───── Exercise material ─────

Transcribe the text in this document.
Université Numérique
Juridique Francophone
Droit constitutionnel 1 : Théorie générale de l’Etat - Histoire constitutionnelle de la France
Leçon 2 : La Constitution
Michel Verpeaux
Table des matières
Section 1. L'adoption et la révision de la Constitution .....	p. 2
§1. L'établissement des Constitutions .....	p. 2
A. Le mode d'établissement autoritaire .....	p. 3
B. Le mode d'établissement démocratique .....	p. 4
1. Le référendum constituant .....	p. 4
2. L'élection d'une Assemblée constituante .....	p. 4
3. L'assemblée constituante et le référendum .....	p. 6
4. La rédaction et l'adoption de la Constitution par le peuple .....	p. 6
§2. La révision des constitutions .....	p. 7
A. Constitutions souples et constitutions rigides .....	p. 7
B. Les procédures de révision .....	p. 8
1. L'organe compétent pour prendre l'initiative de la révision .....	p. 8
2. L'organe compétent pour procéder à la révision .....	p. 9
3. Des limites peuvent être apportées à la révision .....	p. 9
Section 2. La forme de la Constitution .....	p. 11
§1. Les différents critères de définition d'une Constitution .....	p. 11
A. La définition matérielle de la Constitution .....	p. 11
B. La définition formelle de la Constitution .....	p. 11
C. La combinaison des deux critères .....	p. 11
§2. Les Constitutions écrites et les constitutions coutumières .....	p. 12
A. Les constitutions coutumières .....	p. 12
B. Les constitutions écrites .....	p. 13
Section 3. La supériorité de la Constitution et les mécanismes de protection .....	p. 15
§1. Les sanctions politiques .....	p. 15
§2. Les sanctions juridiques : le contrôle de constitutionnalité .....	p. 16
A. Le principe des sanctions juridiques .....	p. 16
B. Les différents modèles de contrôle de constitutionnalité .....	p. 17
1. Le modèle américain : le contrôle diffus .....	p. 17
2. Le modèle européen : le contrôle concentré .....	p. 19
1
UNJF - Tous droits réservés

─────

◆ **Given task**
Copy each line of the preceding data that contains the string "constituante".

◆ **Task response**
2. L'élection d'une Assemblée constituante .....	p. 4
3. L'assemblée constituante et le référendum .....	p. 6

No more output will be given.